--- START RAW DATA ---
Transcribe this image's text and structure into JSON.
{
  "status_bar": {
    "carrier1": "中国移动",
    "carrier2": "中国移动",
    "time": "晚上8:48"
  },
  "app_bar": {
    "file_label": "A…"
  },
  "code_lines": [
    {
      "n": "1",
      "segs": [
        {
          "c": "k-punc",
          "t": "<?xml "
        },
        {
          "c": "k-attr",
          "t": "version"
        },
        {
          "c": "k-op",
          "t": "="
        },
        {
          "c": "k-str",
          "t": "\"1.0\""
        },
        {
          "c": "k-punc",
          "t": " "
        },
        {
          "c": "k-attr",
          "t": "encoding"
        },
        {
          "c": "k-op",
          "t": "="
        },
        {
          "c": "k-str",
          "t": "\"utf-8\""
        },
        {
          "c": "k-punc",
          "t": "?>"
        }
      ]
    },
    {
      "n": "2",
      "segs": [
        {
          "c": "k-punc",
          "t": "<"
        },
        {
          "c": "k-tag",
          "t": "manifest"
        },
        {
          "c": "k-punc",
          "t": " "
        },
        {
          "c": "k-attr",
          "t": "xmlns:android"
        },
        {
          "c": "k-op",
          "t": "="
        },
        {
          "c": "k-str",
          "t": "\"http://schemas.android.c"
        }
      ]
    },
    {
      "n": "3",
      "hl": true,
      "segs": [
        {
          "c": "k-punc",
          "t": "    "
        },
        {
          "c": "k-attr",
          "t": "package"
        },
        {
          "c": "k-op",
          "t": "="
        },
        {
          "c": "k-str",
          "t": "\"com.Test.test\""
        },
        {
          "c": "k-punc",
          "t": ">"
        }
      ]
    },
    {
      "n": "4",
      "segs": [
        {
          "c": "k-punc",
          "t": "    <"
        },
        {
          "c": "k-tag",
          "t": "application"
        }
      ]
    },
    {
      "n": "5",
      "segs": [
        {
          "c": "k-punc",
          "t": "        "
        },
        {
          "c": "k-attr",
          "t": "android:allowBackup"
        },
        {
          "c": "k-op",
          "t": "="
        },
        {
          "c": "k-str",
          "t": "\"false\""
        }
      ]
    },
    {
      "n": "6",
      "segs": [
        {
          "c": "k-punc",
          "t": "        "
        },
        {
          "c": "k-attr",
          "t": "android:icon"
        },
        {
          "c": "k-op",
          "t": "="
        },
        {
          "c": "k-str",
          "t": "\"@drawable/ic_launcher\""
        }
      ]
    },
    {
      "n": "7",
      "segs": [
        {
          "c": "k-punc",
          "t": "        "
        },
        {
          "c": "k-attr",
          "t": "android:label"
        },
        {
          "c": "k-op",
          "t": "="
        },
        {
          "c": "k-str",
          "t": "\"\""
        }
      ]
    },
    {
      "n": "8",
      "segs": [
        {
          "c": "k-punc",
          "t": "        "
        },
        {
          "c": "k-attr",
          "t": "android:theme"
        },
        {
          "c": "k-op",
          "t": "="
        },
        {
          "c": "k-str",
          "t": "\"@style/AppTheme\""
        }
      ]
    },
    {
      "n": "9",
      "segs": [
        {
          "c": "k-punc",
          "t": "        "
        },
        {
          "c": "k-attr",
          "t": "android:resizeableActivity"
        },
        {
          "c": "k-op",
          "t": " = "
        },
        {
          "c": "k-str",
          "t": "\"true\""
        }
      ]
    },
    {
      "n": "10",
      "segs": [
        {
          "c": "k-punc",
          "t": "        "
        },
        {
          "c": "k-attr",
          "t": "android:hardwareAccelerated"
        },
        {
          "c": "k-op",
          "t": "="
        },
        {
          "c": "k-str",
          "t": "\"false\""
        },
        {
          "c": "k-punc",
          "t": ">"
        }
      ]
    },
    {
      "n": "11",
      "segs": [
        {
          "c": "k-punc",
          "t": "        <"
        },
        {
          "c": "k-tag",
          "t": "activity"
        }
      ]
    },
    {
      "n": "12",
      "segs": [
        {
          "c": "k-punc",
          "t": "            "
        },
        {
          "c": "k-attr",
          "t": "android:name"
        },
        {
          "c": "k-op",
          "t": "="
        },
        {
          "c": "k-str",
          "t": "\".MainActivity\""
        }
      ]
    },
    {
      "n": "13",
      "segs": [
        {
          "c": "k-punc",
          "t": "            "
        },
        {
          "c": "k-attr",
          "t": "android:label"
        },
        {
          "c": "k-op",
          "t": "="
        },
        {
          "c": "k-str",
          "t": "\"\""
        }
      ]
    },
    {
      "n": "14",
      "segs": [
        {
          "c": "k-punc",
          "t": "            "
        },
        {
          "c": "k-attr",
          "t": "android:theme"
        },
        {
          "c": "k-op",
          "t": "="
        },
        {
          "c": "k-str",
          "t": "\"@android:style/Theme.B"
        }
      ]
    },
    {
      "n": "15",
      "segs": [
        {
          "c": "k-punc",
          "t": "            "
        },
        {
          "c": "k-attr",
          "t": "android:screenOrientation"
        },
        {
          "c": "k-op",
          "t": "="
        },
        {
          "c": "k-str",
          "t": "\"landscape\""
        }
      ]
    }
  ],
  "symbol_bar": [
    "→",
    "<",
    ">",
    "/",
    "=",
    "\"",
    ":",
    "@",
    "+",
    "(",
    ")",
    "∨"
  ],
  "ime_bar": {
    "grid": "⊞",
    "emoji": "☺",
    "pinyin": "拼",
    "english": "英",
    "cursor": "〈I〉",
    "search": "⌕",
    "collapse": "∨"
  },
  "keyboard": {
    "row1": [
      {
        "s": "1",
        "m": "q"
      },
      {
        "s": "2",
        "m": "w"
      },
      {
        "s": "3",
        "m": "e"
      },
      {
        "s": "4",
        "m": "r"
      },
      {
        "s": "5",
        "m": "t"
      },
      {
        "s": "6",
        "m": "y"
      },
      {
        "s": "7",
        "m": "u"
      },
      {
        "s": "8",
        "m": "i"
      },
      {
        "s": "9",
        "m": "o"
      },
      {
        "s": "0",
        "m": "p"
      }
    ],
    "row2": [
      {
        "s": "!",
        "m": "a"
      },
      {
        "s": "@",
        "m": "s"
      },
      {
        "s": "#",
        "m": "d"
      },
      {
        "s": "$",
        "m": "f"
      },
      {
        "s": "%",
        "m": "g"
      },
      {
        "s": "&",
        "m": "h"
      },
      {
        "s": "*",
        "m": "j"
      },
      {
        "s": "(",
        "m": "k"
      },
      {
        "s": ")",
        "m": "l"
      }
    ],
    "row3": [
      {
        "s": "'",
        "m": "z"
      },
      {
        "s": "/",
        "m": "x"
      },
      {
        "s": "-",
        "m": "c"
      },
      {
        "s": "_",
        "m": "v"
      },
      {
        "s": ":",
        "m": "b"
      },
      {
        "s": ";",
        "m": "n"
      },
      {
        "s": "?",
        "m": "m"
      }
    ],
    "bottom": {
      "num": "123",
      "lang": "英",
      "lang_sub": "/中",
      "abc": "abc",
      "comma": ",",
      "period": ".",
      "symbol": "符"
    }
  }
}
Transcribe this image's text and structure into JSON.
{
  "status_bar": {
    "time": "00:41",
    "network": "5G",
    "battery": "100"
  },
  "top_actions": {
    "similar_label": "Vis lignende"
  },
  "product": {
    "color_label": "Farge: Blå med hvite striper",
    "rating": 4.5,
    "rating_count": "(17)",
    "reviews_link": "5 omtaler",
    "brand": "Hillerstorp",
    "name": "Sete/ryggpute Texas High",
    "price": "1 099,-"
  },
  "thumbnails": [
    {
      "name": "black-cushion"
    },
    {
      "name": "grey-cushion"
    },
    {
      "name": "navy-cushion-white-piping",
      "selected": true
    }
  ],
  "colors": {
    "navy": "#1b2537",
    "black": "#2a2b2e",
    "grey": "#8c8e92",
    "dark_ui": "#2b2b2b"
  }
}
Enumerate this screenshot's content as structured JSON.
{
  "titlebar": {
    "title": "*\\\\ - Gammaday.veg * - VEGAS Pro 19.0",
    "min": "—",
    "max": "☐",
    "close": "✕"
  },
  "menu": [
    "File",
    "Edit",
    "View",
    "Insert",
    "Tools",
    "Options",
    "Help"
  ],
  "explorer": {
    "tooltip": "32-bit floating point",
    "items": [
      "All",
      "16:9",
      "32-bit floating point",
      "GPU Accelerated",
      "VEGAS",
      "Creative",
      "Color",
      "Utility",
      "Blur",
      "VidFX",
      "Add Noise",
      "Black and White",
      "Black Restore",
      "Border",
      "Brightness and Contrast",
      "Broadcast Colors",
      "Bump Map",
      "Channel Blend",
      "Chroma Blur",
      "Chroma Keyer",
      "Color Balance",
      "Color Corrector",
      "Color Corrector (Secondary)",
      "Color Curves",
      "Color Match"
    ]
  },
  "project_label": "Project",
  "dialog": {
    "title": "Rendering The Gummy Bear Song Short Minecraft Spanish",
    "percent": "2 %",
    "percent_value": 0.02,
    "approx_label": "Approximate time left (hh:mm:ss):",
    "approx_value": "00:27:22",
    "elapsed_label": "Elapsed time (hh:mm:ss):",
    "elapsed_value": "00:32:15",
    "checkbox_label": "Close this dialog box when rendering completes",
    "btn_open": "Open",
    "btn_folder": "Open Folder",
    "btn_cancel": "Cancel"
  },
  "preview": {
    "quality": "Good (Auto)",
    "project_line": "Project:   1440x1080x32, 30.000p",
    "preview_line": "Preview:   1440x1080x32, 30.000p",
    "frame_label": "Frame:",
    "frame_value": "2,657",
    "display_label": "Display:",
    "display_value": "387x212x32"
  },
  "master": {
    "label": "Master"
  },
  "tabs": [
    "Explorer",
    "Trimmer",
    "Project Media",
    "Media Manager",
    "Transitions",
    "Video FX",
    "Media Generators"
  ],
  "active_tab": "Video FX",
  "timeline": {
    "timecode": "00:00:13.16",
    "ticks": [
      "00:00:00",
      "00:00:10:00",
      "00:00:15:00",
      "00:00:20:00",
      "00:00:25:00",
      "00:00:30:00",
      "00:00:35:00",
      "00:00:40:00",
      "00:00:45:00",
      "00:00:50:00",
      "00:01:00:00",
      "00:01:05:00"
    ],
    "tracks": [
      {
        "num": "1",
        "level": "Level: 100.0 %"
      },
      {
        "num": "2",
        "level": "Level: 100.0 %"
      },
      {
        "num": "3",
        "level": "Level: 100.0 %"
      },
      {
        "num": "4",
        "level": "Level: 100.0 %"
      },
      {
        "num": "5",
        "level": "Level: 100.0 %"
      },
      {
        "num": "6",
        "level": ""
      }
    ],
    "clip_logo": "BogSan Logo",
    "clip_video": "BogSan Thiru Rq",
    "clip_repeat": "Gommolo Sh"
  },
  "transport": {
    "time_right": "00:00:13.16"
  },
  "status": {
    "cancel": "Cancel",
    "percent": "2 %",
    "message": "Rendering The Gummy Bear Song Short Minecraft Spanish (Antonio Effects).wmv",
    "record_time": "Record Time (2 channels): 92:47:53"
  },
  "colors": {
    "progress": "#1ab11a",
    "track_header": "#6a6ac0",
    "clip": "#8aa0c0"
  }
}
--- END RAW DATA ---
- EXERCISE PROMPT -
From the data above, copy each line that has the string "VEGAS".

- PROBLEM SOLUTION -
    "title": "*\\\\ - Gammaday.veg * - VEGAS Pro 19.0",
      "VEGAS",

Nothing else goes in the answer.